Give only the number of lines in these records that contain the word "Artenzahl".

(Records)
•••

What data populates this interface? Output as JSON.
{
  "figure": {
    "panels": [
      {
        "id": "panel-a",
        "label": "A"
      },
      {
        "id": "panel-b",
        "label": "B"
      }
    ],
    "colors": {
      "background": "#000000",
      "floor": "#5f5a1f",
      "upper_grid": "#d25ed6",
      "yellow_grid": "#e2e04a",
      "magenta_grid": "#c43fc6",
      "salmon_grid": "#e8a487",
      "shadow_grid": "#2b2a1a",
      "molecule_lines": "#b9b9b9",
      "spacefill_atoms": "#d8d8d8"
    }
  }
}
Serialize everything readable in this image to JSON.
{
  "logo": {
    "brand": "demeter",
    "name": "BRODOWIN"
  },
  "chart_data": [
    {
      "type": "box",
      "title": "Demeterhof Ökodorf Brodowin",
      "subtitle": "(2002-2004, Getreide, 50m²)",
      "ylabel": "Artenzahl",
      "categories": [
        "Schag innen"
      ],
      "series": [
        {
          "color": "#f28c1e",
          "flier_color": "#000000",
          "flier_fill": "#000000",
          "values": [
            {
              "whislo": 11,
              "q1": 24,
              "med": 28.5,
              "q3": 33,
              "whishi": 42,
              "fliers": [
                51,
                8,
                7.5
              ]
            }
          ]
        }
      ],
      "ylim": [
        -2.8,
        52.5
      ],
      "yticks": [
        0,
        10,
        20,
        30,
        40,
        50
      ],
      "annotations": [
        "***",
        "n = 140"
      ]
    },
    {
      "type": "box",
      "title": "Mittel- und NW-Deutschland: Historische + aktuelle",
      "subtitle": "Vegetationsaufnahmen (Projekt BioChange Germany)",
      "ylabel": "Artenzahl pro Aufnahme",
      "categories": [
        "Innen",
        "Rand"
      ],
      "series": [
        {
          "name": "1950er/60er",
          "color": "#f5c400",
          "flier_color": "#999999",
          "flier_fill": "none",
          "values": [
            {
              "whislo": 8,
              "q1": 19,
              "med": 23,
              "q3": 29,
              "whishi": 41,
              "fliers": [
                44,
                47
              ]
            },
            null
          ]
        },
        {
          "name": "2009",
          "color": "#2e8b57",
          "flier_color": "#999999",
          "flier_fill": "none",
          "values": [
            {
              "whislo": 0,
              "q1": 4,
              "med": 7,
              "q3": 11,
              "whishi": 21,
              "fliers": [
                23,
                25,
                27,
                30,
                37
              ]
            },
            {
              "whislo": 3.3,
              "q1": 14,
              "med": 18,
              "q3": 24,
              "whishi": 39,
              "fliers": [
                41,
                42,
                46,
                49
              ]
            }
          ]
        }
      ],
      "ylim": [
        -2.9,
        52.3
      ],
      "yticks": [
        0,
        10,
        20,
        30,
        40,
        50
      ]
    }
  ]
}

•••

- RESPONSE TO THIS TASK -
2